── Data provided ──

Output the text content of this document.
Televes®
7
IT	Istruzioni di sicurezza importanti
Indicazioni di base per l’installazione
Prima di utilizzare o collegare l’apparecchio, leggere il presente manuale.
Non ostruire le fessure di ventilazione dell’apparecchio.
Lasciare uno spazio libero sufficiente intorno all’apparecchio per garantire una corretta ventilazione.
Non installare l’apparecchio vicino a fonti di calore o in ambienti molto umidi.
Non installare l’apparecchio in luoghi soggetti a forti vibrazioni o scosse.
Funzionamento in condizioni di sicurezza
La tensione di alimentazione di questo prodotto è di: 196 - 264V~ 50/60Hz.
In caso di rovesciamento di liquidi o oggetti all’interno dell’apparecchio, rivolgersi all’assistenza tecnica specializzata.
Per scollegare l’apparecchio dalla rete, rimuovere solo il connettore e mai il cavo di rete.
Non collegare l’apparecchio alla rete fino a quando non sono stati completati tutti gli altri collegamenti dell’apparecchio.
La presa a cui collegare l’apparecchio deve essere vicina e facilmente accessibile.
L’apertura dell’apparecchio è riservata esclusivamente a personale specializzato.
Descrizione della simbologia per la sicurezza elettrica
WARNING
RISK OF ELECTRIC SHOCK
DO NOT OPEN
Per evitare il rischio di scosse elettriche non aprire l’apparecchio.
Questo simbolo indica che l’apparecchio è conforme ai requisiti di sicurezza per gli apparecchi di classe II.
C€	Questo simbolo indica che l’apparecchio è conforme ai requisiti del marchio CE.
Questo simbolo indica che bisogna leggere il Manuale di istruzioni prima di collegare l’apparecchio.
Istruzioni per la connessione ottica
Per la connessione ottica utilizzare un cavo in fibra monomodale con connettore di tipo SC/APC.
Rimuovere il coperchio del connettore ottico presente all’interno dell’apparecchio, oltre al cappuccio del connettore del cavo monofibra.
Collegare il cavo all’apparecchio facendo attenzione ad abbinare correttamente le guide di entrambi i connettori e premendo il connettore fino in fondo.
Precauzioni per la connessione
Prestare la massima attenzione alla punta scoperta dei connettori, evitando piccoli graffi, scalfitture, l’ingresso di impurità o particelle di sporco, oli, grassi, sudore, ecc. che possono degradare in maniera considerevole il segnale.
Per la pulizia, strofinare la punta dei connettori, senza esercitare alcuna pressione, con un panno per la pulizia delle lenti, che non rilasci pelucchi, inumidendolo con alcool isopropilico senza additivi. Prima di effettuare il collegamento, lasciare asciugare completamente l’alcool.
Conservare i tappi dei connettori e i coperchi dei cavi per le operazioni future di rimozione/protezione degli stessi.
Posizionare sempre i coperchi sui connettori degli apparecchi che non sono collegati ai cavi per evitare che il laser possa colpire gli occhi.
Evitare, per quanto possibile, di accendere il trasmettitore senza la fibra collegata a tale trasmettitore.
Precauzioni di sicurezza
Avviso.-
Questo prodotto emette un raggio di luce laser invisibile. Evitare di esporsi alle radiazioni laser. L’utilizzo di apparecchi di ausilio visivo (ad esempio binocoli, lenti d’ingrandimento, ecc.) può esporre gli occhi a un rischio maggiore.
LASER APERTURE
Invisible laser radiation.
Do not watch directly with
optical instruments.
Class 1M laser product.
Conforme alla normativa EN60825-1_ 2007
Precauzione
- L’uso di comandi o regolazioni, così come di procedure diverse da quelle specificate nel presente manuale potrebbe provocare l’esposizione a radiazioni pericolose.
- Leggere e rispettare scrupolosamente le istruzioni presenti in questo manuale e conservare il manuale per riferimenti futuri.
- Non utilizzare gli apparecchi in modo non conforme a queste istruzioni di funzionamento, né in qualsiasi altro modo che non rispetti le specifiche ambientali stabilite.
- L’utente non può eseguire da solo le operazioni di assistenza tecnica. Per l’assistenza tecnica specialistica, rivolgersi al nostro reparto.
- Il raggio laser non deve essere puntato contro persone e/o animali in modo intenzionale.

───

Write out every line exactly as it stands.

Output the text content of this document.
Televes®
7
IT	Istruzioni di sicurezza importanti
Indicazioni di base per l’installazione
Prima di utilizzare o collegare l’apparecchio, leggere il presente manuale.
Non ostruire le fessure di ventilazione dell’apparecchio.
Lasciare uno spazio libero sufficiente intorno all’apparecchio per garantire una corretta ventilazione.
Non installare l’apparecchio vicino a fonti di calore o in ambienti molto umidi.
Non installare l’apparecchio in luoghi soggetti a forti vibrazioni o scosse.
Funzionamento in condizioni di sicurezza
La tensione di alimentazione di questo prodotto è di: 196 - 264V~ 50/60Hz.
In caso di rovesciamento di liquidi o oggetti all’interno dell’apparecchio, rivolgersi all’assistenza tecnica specializzata.
Per scollegare l’apparecchio dalla rete, rimuovere solo il connettore e mai il cavo di rete.
Non collegare l’apparecchio alla rete fino a quando non sono stati completati tutti gli altri collegamenti dell’apparecchio.
La presa a cui collegare l’apparecchio deve essere vicina e facilmente accessibile.
L’apertura dell’apparecchio è riservata esclusivamente a personale specializzato.
Descrizione della simbologia per la sicurezza elettrica
WARNING
RISK OF ELECTRIC SHOCK
DO NOT OPEN
Per evitare il rischio di scosse elettriche non aprire l’apparecchio.
Questo simbolo indica che l’apparecchio è conforme ai requisiti di sicurezza per gli apparecchi di classe II.
C€	Questo simbolo indica che l’apparecchio è conforme ai requisiti del marchio CE.
Questo simbolo indica che bisogna leggere il Manuale di istruzioni prima di collegare l’apparecchio.
Istruzioni per la connessione ottica
Per la connessione ottica utilizzare un cavo in fibra monomodale con connettore di tipo SC/APC.
Rimuovere il coperchio del connettore ottico presente all’interno dell’apparecchio, oltre al cappuccio del connettore del cavo monofibra.
Collegare il cavo all’apparecchio facendo attenzione ad abbinare correttamente le guide di entrambi i connettori e premendo il connettore fino in fondo.
Precauzioni per la connessione
Prestare la massima attenzione alla punta scoperta dei connettori, evitando piccoli graffi, scalfitture, l’ingresso di impurità o particelle di sporco, oli, grassi, sudore, ecc. che possono degradare in maniera considerevole il segnale.
Per la pulizia, strofinare la punta dei connettori, senza esercitare alcuna pressione, con un panno per la pulizia delle lenti, che non rilasci pelucchi, inumidendolo con alcool isopropilico senza additivi. Prima di effettuare il collegamento, lasciare asciugare completamente l’alcool.
Conservare i tappi dei connettori e i coperchi dei cavi per le operazioni future di rimozione/protezione degli stessi.
Posizionare sempre i coperchi sui connettori degli apparecchi che non sono collegati ai cavi per evitare che il laser possa colpire gli occhi.
Evitare, per quanto possibile, di accendere il trasmettitore senza la fibra collegata a tale trasmettitore.
Precauzioni di sicurezza
Avviso.-
Questo prodotto emette un raggio di luce laser invisibile. Evitare di esporsi alle radiazioni laser. L’utilizzo di apparecchi di ausilio visivo (ad esempio binocoli, lenti d’ingrandimento, ecc.) può esporre gli occhi a un rischio maggiore.
LASER APERTURE
Invisible laser radiation.
Do not watch directly with
optical instruments.
Class 1M laser product.
Conforme alla normativa EN60825-1_ 2007
Precauzione
- L’uso di comandi o regolazioni, così come di procedure diverse da quelle specificate nel presente manuale potrebbe provocare l’esposizione a radiazioni pericolose.
- Leggere e rispettare scrupolosamente le istruzioni presenti in questo manuale e conservare il manuale per riferimenti futuri.
- Non utilizzare gli apparecchi in modo non conforme a queste istruzioni di funzionamento, né in qualsiasi altro modo che non rispetti le specifiche ambientali stabilite.
- L’utente non può eseguire da solo le operazioni di assistenza tecnica. Per l’assistenza tecnica specialistica, rivolgersi al nostro reparto.
- Il raggio laser non deve essere puntato contro persone e/o animali in modo intenzionale.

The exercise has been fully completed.